____ STORED RECORDS
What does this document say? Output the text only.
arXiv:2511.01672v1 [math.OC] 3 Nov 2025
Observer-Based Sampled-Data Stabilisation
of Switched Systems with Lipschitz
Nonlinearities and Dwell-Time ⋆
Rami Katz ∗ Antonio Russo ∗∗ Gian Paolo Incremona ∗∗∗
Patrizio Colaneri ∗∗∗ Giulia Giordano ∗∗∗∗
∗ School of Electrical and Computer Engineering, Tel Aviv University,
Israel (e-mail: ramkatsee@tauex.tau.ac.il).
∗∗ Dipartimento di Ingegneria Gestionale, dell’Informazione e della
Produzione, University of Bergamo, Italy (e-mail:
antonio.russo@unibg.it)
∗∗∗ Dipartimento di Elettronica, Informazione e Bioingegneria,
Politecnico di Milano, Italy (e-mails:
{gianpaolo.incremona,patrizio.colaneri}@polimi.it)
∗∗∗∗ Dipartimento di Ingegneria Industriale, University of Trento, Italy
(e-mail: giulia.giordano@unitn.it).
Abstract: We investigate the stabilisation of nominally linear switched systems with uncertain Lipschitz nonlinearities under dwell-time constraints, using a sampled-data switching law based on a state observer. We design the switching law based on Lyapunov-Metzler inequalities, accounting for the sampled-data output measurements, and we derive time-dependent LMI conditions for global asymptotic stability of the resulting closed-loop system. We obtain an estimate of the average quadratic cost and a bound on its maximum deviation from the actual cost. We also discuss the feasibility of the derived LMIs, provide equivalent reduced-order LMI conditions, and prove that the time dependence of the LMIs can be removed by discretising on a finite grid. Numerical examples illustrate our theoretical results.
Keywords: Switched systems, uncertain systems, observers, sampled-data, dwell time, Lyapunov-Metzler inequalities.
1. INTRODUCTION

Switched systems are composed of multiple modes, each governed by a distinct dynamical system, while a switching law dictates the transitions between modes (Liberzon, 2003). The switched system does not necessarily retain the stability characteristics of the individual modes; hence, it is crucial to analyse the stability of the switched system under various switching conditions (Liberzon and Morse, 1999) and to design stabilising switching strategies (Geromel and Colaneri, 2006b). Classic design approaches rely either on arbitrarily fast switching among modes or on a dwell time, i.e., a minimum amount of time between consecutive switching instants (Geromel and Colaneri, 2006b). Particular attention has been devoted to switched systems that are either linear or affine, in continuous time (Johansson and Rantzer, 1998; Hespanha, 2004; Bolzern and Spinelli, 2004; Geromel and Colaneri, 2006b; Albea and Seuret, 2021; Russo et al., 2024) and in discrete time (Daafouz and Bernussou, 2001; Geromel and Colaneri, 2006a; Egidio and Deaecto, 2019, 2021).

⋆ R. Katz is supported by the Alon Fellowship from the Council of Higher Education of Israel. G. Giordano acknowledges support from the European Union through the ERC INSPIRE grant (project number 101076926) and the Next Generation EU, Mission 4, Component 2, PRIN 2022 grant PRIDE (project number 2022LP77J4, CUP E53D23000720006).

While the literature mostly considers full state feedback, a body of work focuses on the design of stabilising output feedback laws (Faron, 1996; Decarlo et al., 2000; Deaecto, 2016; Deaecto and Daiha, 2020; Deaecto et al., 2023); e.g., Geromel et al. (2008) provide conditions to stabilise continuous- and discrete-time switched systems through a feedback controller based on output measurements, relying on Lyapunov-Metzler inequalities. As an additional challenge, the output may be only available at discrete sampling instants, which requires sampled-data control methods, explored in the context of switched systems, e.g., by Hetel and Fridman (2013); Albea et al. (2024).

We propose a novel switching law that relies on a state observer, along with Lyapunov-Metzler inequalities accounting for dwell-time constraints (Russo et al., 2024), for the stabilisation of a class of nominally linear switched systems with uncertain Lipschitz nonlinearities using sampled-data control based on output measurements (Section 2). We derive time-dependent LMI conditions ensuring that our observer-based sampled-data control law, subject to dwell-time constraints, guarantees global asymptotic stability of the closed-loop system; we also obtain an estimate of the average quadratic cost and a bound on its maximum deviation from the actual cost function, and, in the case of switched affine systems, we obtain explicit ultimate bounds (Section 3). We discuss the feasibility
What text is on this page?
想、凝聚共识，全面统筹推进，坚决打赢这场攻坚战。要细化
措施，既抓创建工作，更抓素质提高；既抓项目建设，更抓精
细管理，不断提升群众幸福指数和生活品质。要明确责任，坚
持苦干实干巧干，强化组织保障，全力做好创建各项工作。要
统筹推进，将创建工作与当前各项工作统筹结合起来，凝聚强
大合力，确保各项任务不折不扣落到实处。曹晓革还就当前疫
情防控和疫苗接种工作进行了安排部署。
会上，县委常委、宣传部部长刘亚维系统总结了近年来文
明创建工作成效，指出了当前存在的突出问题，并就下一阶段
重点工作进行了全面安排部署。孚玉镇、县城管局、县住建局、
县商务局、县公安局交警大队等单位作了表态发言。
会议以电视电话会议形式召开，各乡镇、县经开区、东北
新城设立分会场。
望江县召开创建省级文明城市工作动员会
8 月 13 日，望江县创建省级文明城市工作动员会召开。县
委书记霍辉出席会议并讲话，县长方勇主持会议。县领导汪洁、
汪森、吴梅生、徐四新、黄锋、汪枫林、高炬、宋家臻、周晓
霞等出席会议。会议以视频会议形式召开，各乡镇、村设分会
________
* **STATED PROBLEM**: Please repeat the listing exactly, with nothing left out.

* **ANSWER BELOW**:
What does this document say? Output the text only.
arXiv:2511.01672v1 [math.OC] 3 Nov 2025
Observer-Based Sampled-Data Stabilisation
of Switched Systems with Lipschitz
Nonlinearities and Dwell-Time ⋆
Rami Katz ∗ Antonio Russo ∗∗ Gian Paolo Incremona ∗∗∗
Patrizio Colaneri ∗∗∗ Giulia Giordano ∗∗∗∗
∗ School of Electrical and Computer Engineering, Tel Aviv University,
Israel (e-mail: ramkatsee@tauex.tau.ac.il).
∗∗ Dipartimento di Ingegneria Gestionale, dell’Informazione e della
Produzione, University of Bergamo, Italy (e-mail:
antonio.russo@unibg.it)
∗∗∗ Dipartimento di Elettronica, Informazione e Bioingegneria,
Politecnico di Milano, Italy (e-mails:
{gianpaolo.incremona,patrizio.colaneri}@polimi.it)
∗∗∗∗ Dipartimento di Ingegneria Industriale, University of Trento, Italy
(e-mail: giulia.giordano@unitn.it).
Abstract: We investigate the stabilisation of nominally linear switched systems with uncertain Lipschitz nonlinearities under dwell-time constraints, using a sampled-data switching law based on a state observer. We design the switching law based on Lyapunov-Metzler inequalities, accounting for the sampled-data output measurements, and we derive time-dependent LMI conditions for global asymptotic stability of the resulting closed-loop system. We obtain an estimate of the average quadratic cost and a bound on its maximum deviation from the actual cost. We also discuss the feasibility of the derived LMIs, provide equivalent reduced-order LMI conditions, and prove that the time dependence of the LMIs can be removed by discretising on a finite grid. Numerical examples illustrate our theoretical results.
Keywords: Switched systems, uncertain systems, observers, sampled-data, dwell time, Lyapunov-Metzler inequalities.
1. INTRODUCTION

Switched systems are composed of multiple modes, each governed by a distinct dynamical system, while a switching law dictates the transitions between modes (Liberzon, 2003). The switched system does not necessarily retain the stability characteristics of the individual modes; hence, it is crucial to analyse the stability of the switched system under various switching conditions (Liberzon and Morse, 1999) and to design stabilising switching strategies (Geromel and Colaneri, 2006b). Classic design approaches rely either on arbitrarily fast switching among modes or on a dwell time, i.e., a minimum amount of time between consecutive switching instants (Geromel and Colaneri, 2006b). Particular attention has been devoted to switched systems that are either linear or affine, in continuous time (Johansson and Rantzer, 1998; Hespanha, 2004; Bolzern and Spinelli, 2004; Geromel and Colaneri, 2006b; Albea and Seuret, 2021; Russo et al., 2024) and in discrete time (Daafouz and Bernussou, 2001; Geromel and Colaneri, 2006a; Egidio and Deaecto, 2019, 2021).

⋆ R. Katz is supported by the Alon Fellowship from the Council of Higher Education of Israel. G. Giordano acknowledges support from the European Union through the ERC INSPIRE grant (project number 101076926) and the Next Generation EU, Mission 4, Component 2, PRIN 2022 grant PRIDE (project number 2022LP77J4, CUP E53D23000720006).

While the literature mostly considers full state feedback, a body of work focuses on the design of stabilising output feedback laws (Faron, 1996; Decarlo et al., 2000; Deaecto, 2016; Deaecto and Daiha, 2020; Deaecto et al., 2023); e.g., Geromel et al. (2008) provide conditions to stabilise continuous- and discrete-time switched systems through a feedback controller based on output measurements, relying on Lyapunov-Metzler inequalities. As an additional challenge, the output may be only available at discrete sampling instants, which requires sampled-data control methods, explored in the context of switched systems, e.g., by Hetel and Fridman (2013); Albea et al. (2024).

We propose a novel switching law that relies on a state observer, along with Lyapunov-Metzler inequalities accounting for dwell-time constraints (Russo et al., 2024), for the stabilisation of a class of nominally linear switched systems with uncertain Lipschitz nonlinearities using sampled-data control based on output measurements (Section 2). We derive time-dependent LMI conditions ensuring that our observer-based sampled-data control law, subject to dwell-time constraints, guarantees global asymptotic stability of the closed-loop system; we also obtain an estimate of the average quadratic cost and a bound on its maximum deviation from the actual cost function, and, in the case of switched affine systems, we obtain explicit ultimate bounds (Section 3). We discuss the feasibility
What text is on this page?
想、凝聚共识，全面统筹推进，坚决打赢这场攻坚战。要细化
措施，既抓创建工作，更抓素质提高；既抓项目建设，更抓精
细管理，不断提升群众幸福指数和生活品质。要明确责任，坚
持苦干实干巧干，强化组织保障，全力做好创建各项工作。要
统筹推进，将创建工作与当前各项工作统筹结合起来，凝聚强
大合力，确保各项任务不折不扣落到实处。曹晓革还就当前疫
情防控和疫苗接种工作进行了安排部署。
会上，县委常委、宣传部部长刘亚维系统总结了近年来文
明创建工作成效，指出了当前存在的突出问题，并就下一阶段
重点工作进行了全面安排部署。孚玉镇、县城管局、县住建局、
县商务局、县公安局交警大队等单位作了表态发言。
会议以电视电话会议形式召开，各乡镇、县经开区、东北
新城设立分会场。
望江县召开创建省级文明城市工作动员会
8 月 13 日，望江县创建省级文明城市工作动员会召开。县
委书记霍辉出席会议并讲话，县长方勇主持会议。县领导汪洁、
汪森、吴梅生、徐四新、黄锋、汪枫林、高炬、宋家臻、周晓
霞等出席会议。会议以视频会议形式召开，各乡镇、村设分会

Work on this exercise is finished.